Given information

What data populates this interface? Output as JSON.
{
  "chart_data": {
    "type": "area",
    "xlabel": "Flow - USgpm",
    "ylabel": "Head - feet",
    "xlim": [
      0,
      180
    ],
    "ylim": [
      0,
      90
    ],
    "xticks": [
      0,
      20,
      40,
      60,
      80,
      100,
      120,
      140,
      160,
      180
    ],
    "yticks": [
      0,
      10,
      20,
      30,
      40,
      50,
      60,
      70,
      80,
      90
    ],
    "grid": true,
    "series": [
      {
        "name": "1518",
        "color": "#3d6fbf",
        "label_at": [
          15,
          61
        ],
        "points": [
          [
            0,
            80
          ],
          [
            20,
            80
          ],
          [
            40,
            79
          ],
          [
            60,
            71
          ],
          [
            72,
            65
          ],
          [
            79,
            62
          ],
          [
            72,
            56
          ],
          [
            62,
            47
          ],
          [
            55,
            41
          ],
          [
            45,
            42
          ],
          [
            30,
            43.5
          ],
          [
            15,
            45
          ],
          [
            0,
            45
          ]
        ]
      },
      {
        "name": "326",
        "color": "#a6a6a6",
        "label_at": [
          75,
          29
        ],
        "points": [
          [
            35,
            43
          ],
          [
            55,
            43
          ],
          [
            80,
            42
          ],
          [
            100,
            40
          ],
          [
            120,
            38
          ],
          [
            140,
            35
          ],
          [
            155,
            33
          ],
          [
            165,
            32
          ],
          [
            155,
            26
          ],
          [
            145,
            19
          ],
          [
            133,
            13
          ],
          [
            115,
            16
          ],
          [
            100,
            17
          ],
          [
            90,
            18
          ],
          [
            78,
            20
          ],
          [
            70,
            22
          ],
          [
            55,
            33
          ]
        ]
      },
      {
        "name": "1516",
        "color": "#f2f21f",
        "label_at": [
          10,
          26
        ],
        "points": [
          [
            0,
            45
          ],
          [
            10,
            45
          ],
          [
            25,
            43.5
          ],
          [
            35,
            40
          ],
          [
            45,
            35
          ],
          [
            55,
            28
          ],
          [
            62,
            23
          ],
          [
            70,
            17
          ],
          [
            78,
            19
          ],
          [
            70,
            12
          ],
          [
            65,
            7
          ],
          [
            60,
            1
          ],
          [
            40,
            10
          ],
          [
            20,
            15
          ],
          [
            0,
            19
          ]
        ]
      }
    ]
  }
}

Exercise task
All the entries above need to be reproduced exactly.

Output for this task
What data populates this interface? Output as JSON.
{
  "chart_data": {
    "type": "area",
    "xlabel": "Flow - USgpm",
    "ylabel": "Head - feet",
    "xlim": [
      0,
      180
    ],
    "ylim": [
      0,
      90
    ],
    "xticks": [
      0,
      20,
      40,
      60,
      80,
      100,
      120,
      140,
      160,
      180
    ],
    "yticks": [
      0,
      10,
      20,
      30,
      40,
      50,
      60,
      70,
      80,
      90
    ],
    "grid": true,
    "series": [
      {
        "name": "1518",
        "color": "#3d6fbf",
        "label_at": [
          15,
          61
        ],
        "points": [
          [
            0,
            80
          ],
          [
            20,
            80
          ],
          [
            40,
            79
          ],
          [
            60,
            71
          ],
          [
            72,
            65
          ],
          [
            79,
            62
          ],
          [
            72,
            56
          ],
          [
            62,
            47
          ],
          [
            55,
            41
          ],
          [
            45,
            42
          ],
          [
            30,
            43.5
          ],
          [
            15,
            45
          ],
          [
            0,
            45
          ]
        ]
      },
      {
        "name": "326",
        "color": "#a6a6a6",
        "label_at": [
          75,
          29
        ],
        "points": [
          [
            35,
            43
          ],
          [
            55,
            43
          ],
          [
            80,
            42
          ],
          [
            100,
            40
          ],
          [
            120,
            38
          ],
          [
            140,
            35
          ],
          [
            155,
            33
          ],
          [
            165,
            32
          ],
          [
            155,
            26
          ],
          [
            145,
            19
          ],
          [
            133,
            13
          ],
          [
            115,
            16
          ],
          [
            100,
            17
          ],
          [
            90,
            18
          ],
          [
            78,
            20
          ],
          [
            70,
            22
          ],
          [
            55,
            33
          ]
        ]
      },
      {
        "name": "1516",
        "color": "#f2f21f",
        "label_at": [
          10,
          26
        ],
        "points": [
          [
            0,
            45
          ],
          [
            10,
            45
          ],
          [
            25,
            43.5
          ],
          [
            35,
            40
          ],
          [
            45,
            35
          ],
          [
            55,
            28
          ],
          [
            62,
            23
          ],
          [
            70,
            17
          ],
          [
            78,
            19
          ],
          [
            70,
            12
          ],
          [
            65,
            7
          ],
          [
            60,
            1
          ],
          [
            40,
            10
          ],
          [
            20,
            15
          ],
          [
            0,
            19
          ]
        ]
      }
    ]
  }
}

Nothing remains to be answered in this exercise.